Aim
Omit all pictures and give the records below again exactly as written.

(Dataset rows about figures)
- - -
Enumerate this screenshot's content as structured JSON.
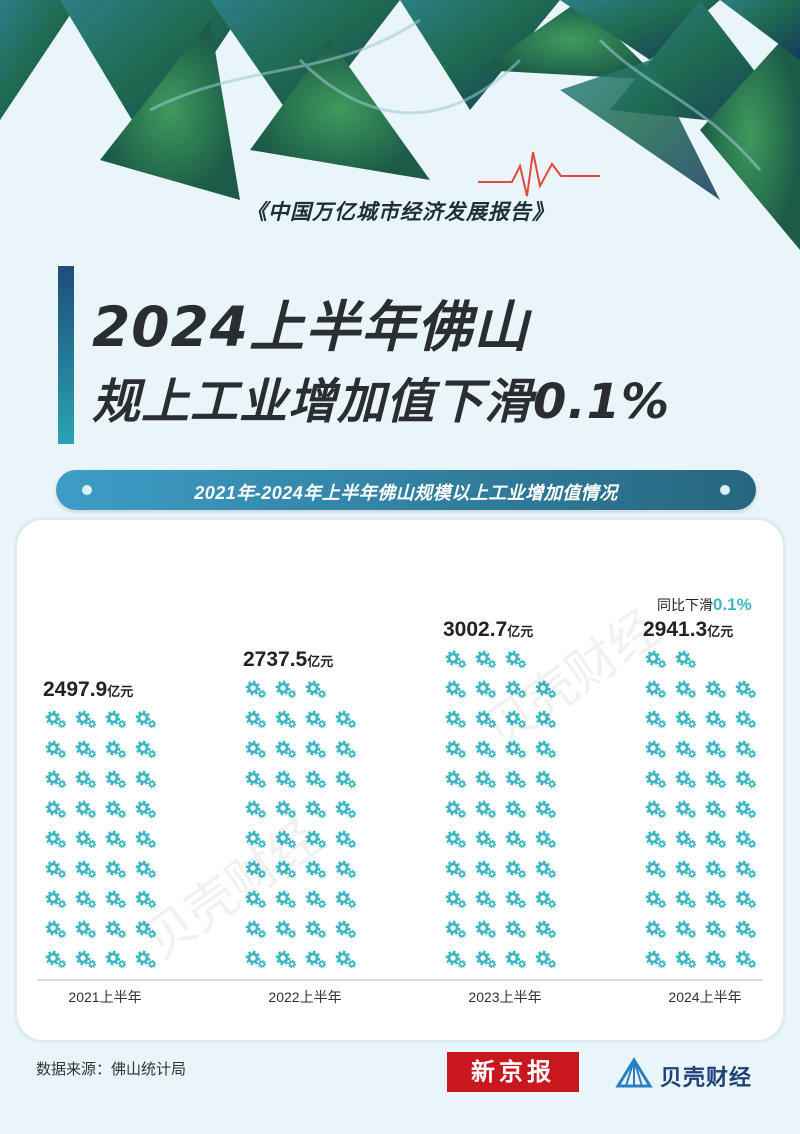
{
  "header": {
    "report_name": "《中国万亿城市经济发展报告》",
    "title_line1": "2024上半年佛山",
    "title_line2": "规上工业增加值下滑0.1%",
    "subtitle": "2021年-2024年上半年佛山规模以上工业增加值情况"
  },
  "chart_data": {
    "type": "bar",
    "title": "2021年-2024年上半年佛山规模以上工业增加值情况",
    "categories": [
      "2021上半年",
      "2022上半年",
      "2023上半年",
      "2024上半年"
    ],
    "values": [
      2497.9,
      2737.5,
      3002.7,
      2941.3
    ],
    "value_labels": [
      "2497.9",
      "2737.5",
      "3002.7",
      "2941.3"
    ],
    "unit": "亿元",
    "annotation": {
      "prefix": "同比下滑",
      "value": "0.1%"
    },
    "icon": "gear-icon",
    "icon_color": "#3db8c2"
  },
  "watermark": "贝壳财经",
  "footer": {
    "source": "数据来源：佛山统计局",
    "logo_xjb": "新京报",
    "logo_beike": "贝壳财经"
  },
  "colors": {
    "accent_teal": "#3db8c2",
    "title_dark": "#2a2e33",
    "pill_start": "#3d9dc6",
    "pill_end": "#27667f",
    "brand_red": "#c8171e",
    "brand_blue": "#20407a"
  }
}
- - -
Problem solution
Enumerate this screenshot's content as structured JSON.
{
  "header": {
    "report_name": "《中国万亿城市经济发展报告》",
    "title_line1": "2024上半年佛山",
    "title_line2": "规上工业增加值下滑0.1%",
    "subtitle": "2021年-2024年上半年佛山规模以上工业增加值情况"
  },
  "chart_data": {
    "type": "bar",
    "title": "2021年-2024年上半年佛山规模以上工业增加值情况",
    "categories": [
      "2021上半年",
      "2022上半年",
      "2023上半年",
      "2024上半年"
    ],
    "values": [
      2497.9,
      2737.5,
      3002.7,
      2941.3
    ],
    "value_labels": [
      "2497.9",
      "2737.5",
      "3002.7",
      "2941.3"
    ],
    "unit": "亿元",
    "annotation": {
      "prefix": "同比下滑",
      "value": "0.1%"
    },
    "icon": "gear-icon",
    "icon_color": "#3db8c2"
  },
  "watermark": "贝壳财经",
  "footer": {
    "source": "数据来源：佛山统计局",
    "logo_xjb": "新京报",
    "logo_beike": "贝壳财经"
  },
  "colors": {
    "accent_teal": "#3db8c2",
    "title_dark": "#2a2e33",
    "pill_start": "#3d9dc6",
    "pill_end": "#27667f",
    "brand_red": "#c8171e",
    "brand_blue": "#20407a"
  }
}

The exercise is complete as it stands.